> _INSTRUCTIONS FOR THE TASK_:
From the entries below, list each line with "completamente".

> _DATA LINES_:
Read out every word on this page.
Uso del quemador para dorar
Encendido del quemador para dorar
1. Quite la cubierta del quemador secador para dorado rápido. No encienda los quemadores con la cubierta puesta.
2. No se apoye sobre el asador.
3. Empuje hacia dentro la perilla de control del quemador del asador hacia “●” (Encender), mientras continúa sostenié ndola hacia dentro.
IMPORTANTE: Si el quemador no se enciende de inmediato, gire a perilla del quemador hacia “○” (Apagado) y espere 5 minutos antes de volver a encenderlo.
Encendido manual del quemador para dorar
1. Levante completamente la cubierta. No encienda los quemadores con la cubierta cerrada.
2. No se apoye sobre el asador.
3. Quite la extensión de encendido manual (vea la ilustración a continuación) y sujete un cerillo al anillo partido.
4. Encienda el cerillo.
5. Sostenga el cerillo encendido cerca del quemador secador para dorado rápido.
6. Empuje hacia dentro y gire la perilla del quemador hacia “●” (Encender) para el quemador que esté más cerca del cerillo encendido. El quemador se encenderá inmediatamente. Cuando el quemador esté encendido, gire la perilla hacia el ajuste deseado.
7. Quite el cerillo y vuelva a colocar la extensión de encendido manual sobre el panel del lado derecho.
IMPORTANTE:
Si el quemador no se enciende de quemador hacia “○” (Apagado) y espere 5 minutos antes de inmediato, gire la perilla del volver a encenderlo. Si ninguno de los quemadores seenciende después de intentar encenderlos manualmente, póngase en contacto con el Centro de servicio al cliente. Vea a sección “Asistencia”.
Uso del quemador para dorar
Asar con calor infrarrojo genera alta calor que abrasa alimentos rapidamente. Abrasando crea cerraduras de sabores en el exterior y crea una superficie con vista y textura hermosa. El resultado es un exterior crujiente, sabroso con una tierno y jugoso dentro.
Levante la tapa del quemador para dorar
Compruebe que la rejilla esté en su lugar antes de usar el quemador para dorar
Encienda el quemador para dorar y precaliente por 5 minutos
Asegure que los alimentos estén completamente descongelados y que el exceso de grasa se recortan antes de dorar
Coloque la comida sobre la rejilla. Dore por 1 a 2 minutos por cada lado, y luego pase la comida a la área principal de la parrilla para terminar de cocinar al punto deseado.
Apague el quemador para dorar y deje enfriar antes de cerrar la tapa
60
* * *
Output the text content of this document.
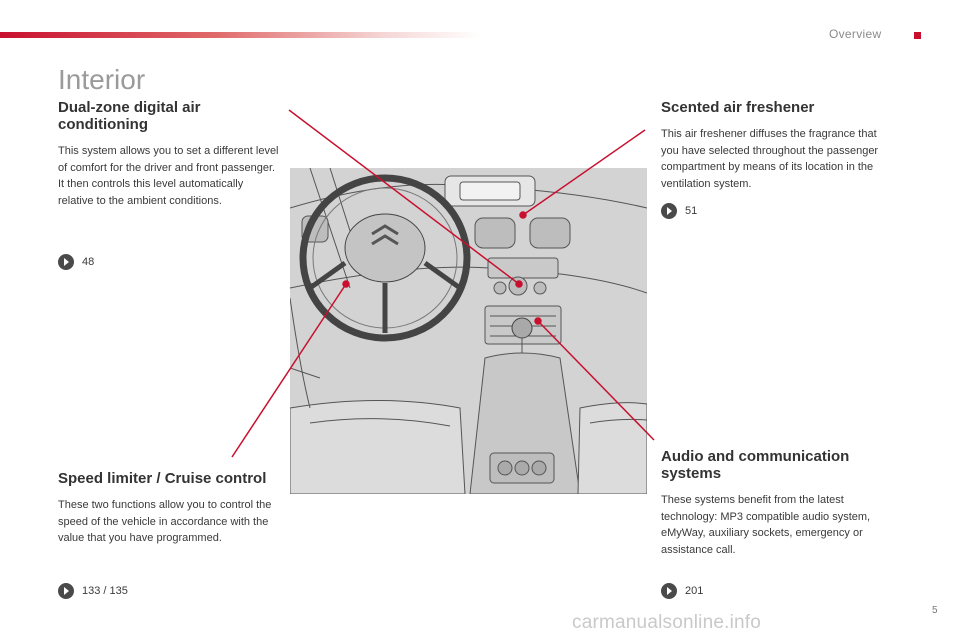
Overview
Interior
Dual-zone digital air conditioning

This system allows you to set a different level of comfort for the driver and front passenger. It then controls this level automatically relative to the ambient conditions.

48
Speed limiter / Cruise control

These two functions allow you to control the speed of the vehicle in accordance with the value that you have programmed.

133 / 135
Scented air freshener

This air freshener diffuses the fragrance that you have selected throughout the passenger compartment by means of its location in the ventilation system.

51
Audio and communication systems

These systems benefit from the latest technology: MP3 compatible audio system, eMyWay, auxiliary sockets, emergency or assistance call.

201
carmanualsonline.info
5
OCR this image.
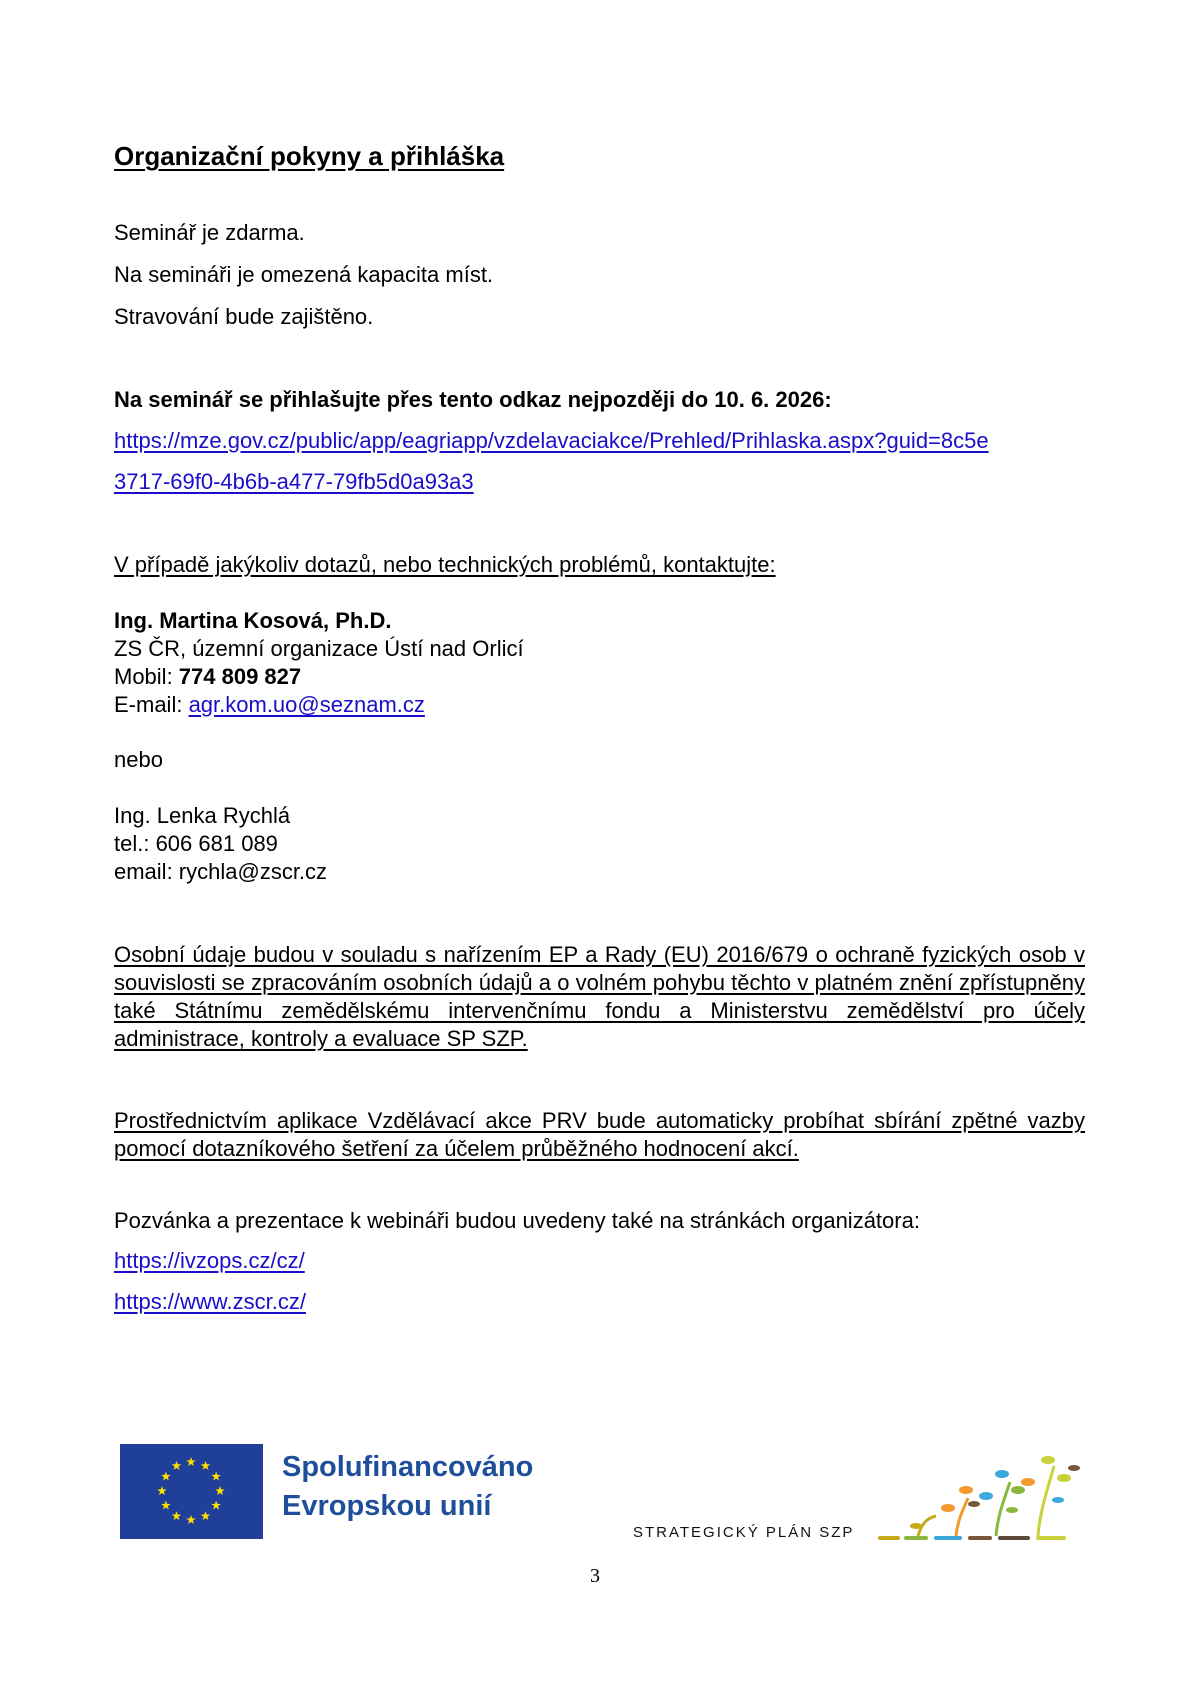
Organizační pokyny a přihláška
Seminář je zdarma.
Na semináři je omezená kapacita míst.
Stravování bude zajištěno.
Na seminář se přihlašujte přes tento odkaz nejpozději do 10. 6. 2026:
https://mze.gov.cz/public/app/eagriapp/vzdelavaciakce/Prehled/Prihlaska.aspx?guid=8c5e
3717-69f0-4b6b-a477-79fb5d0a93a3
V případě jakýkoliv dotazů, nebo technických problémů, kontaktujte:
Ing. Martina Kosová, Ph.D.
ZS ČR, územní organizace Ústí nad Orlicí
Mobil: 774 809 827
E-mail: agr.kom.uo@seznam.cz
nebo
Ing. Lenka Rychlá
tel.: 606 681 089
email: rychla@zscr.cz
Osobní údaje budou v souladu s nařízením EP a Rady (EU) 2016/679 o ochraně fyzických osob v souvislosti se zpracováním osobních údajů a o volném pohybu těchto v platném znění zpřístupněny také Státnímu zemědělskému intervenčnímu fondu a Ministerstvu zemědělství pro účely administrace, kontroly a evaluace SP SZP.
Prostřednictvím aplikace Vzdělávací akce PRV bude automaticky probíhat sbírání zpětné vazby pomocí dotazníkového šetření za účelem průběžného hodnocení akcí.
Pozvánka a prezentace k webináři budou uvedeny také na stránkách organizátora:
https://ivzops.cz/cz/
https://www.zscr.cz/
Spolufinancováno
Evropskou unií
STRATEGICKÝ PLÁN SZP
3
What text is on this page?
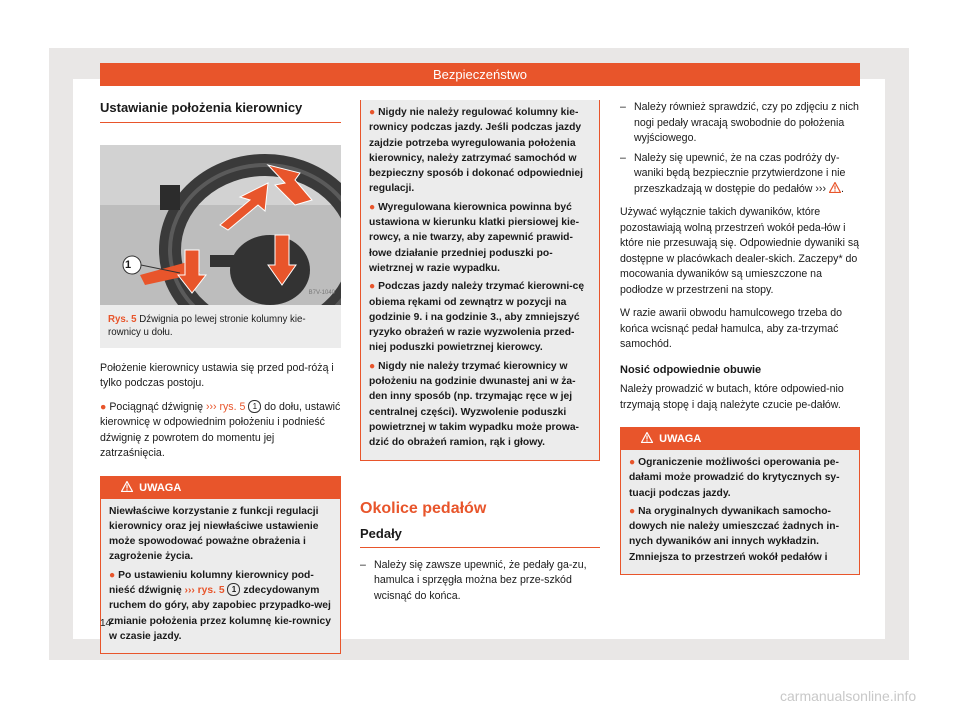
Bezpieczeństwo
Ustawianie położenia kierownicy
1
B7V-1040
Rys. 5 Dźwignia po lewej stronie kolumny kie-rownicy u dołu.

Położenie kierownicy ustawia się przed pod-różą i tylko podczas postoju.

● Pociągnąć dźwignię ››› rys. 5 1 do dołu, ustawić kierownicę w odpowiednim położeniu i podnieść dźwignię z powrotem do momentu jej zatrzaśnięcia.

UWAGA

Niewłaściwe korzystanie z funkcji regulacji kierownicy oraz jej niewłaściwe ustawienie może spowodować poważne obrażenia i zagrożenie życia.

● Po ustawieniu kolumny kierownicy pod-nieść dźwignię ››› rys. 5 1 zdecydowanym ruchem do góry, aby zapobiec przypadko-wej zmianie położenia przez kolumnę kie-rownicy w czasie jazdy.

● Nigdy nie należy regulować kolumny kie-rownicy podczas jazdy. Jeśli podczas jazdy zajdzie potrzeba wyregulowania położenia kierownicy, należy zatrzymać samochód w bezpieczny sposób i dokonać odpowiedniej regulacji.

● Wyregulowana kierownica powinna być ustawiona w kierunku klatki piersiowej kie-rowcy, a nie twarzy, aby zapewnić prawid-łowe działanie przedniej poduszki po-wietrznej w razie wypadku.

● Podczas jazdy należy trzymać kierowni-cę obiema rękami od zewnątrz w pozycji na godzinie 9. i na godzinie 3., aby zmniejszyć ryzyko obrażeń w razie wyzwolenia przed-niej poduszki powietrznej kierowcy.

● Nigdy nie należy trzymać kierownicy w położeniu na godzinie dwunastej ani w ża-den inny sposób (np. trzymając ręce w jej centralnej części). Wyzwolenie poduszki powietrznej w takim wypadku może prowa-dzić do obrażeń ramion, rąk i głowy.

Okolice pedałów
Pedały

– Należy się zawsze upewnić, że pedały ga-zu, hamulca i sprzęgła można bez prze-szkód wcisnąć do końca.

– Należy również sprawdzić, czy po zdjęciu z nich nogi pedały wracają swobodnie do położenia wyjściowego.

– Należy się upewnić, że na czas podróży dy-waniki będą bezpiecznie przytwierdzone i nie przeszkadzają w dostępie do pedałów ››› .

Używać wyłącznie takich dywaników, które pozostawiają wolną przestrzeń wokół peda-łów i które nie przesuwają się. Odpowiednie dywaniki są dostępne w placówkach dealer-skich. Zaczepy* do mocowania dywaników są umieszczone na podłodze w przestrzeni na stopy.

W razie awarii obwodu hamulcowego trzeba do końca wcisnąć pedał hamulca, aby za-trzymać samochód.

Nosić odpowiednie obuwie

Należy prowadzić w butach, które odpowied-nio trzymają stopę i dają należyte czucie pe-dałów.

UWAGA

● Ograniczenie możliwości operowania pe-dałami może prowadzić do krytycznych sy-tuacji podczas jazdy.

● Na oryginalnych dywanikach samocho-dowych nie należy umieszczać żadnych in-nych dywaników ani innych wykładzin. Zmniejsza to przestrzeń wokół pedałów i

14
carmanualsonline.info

> _RESULT OF THE EXERCISE_:
1. Levante completamente la cubierta. No encienda los quemadores con la cubierta cerrada.
Asegure que los alimentos estén completamente descongelados y que el exceso de grasa se recortan antes de dorar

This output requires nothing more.